| WHAT IS NEEDED |
Across the whole listing, how many lines hold the word "species"? Reply with the number by itself.

| INFORMATION |
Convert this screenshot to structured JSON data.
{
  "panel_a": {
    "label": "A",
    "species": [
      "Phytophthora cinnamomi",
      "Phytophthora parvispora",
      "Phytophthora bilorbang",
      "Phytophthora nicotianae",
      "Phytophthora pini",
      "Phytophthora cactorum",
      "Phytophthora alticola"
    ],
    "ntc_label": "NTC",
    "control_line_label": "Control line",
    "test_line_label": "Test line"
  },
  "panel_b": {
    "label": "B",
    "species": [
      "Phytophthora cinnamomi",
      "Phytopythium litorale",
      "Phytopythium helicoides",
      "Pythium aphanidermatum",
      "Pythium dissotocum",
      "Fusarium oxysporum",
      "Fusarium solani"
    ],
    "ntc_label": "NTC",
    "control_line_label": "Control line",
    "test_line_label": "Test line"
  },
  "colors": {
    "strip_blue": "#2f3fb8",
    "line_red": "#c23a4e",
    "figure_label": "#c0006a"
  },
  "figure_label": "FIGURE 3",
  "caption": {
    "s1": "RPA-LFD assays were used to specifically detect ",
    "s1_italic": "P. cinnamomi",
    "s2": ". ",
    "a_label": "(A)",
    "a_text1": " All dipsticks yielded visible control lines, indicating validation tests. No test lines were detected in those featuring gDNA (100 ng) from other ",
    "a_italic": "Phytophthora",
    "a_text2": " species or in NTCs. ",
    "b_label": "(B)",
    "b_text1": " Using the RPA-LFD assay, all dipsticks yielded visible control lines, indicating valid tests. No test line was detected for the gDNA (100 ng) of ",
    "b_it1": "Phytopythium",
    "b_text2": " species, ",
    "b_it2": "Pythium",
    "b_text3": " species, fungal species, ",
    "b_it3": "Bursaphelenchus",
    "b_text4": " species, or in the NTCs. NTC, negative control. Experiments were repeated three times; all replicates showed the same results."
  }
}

| EXERCISE RESULT |
6